[Saved entries]
+++

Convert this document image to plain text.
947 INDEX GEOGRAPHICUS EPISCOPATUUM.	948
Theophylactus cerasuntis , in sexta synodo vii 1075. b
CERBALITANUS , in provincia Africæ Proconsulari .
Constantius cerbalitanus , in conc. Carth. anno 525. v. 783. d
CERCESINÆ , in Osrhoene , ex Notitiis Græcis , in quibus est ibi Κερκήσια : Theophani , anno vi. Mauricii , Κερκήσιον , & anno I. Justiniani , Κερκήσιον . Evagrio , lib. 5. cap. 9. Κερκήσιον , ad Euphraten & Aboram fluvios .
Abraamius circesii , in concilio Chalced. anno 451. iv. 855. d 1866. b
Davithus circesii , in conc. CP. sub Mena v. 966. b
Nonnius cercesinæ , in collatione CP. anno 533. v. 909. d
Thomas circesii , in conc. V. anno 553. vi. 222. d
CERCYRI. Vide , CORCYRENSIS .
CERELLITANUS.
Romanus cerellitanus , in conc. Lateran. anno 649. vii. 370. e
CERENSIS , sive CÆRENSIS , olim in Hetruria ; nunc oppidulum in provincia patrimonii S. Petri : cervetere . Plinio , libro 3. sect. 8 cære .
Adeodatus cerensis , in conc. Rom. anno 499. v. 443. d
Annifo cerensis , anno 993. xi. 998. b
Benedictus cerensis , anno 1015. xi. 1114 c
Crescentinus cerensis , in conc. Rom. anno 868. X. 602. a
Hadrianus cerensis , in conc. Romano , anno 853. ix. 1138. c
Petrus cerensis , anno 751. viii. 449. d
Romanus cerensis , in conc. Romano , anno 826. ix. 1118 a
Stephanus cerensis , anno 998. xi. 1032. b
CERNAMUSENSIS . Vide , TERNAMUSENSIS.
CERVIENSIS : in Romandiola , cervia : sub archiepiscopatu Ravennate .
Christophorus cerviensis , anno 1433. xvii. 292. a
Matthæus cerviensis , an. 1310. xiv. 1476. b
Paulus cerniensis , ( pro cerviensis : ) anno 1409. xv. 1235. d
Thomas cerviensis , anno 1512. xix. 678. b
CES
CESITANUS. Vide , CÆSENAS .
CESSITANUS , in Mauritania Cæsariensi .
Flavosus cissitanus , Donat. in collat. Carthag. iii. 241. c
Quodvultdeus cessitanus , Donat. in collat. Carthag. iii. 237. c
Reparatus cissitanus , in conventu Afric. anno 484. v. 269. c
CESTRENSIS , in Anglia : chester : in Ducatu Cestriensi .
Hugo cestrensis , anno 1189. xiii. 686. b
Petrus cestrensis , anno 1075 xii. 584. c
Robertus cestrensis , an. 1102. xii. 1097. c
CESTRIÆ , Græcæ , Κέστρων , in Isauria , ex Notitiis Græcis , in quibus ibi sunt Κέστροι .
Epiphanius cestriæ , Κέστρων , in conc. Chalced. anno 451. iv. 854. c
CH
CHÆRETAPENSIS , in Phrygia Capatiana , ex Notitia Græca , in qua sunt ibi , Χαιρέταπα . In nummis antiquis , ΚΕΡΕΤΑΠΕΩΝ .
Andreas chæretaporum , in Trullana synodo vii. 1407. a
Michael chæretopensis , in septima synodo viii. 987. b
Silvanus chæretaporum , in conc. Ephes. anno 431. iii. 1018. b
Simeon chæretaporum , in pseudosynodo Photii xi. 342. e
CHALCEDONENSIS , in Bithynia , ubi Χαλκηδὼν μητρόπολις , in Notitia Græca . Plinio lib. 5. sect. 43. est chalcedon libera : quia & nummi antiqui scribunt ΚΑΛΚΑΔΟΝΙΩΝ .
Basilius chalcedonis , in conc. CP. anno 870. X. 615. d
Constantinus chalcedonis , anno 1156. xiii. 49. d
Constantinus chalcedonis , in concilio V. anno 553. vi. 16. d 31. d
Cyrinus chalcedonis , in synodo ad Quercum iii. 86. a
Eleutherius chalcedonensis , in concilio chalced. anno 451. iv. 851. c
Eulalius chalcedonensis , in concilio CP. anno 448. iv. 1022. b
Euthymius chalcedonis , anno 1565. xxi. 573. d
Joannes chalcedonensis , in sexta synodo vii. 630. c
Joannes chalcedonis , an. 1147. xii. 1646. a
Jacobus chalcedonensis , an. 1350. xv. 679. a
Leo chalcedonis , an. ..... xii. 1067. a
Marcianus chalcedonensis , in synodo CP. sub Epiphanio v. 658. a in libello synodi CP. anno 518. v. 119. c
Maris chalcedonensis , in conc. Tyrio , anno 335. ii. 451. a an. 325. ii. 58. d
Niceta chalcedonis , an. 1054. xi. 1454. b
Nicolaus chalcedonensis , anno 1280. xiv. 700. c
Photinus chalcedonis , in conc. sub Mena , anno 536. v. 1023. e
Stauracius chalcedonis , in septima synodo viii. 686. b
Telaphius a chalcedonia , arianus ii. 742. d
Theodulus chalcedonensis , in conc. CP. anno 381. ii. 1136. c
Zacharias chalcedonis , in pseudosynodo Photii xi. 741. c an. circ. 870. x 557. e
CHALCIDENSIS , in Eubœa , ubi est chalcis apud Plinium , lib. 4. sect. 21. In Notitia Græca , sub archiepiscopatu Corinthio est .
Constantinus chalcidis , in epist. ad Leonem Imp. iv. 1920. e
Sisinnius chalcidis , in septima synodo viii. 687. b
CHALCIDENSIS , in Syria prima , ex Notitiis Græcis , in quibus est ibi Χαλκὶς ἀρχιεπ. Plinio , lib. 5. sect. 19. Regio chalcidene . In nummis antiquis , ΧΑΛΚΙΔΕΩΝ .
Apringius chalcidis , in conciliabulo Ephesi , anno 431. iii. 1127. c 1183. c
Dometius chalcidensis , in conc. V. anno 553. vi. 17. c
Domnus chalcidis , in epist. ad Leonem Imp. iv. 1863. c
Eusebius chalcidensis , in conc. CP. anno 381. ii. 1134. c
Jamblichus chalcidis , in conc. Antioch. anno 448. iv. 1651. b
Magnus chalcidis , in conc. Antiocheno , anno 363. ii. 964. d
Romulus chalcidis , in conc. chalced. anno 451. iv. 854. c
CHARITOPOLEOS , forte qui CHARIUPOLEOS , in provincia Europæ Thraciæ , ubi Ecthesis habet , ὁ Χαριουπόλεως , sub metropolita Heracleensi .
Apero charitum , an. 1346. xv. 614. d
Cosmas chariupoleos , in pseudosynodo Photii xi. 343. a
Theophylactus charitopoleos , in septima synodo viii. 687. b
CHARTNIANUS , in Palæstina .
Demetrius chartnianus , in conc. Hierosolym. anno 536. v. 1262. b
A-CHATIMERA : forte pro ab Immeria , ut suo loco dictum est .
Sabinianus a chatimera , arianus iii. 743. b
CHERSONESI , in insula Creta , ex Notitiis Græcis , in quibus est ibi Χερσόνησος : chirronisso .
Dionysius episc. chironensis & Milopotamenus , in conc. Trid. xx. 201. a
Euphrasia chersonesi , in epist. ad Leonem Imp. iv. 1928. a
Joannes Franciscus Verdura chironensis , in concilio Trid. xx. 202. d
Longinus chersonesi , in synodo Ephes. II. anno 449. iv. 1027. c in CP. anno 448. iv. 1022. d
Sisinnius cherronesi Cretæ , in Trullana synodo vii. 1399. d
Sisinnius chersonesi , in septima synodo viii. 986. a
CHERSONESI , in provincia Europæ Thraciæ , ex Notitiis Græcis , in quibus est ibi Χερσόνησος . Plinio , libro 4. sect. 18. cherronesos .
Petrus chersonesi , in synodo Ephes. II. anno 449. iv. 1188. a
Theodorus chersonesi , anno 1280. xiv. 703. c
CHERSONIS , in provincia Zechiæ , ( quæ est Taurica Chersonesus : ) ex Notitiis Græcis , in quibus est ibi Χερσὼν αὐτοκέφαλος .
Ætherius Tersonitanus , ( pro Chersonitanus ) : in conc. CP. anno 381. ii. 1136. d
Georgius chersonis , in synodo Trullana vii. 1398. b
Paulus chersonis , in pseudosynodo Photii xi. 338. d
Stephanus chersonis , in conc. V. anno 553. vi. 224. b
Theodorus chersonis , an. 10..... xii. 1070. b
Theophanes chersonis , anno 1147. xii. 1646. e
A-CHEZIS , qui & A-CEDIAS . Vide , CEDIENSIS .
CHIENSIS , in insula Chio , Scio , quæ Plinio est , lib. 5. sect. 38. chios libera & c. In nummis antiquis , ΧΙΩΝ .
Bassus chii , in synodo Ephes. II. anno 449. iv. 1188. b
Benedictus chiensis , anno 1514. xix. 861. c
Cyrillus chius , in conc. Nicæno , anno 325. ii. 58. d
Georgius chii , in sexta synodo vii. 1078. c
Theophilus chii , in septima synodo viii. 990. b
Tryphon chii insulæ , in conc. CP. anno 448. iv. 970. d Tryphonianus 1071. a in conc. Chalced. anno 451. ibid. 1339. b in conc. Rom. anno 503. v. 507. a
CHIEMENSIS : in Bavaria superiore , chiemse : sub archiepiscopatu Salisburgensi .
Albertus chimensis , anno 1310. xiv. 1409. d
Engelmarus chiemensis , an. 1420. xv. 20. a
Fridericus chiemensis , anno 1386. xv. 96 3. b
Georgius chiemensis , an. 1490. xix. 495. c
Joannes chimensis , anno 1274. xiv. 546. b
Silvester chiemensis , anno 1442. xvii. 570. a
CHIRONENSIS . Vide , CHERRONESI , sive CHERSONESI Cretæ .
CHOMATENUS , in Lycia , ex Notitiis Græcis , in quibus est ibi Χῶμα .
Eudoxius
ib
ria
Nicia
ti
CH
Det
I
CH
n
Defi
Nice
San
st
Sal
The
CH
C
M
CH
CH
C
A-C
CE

+++

▶ Goal:
Report all lines of the material that contain the word "Thraciæ".

▶ Task solution:
CHARITOPOLEOS , forte qui CHARIUPOLEOS , in provincia Europæ Thraciæ , ubi Ecthesis habet , ὁ Χαριουπόλεως , sub metropolita Heracleensi .
CHERSONESI , in provincia Europæ Thraciæ , ex Notitiis Græcis , in quibus est ibi Χερσόνησος . Plinio , libro 4. sect. 18. cherronesos .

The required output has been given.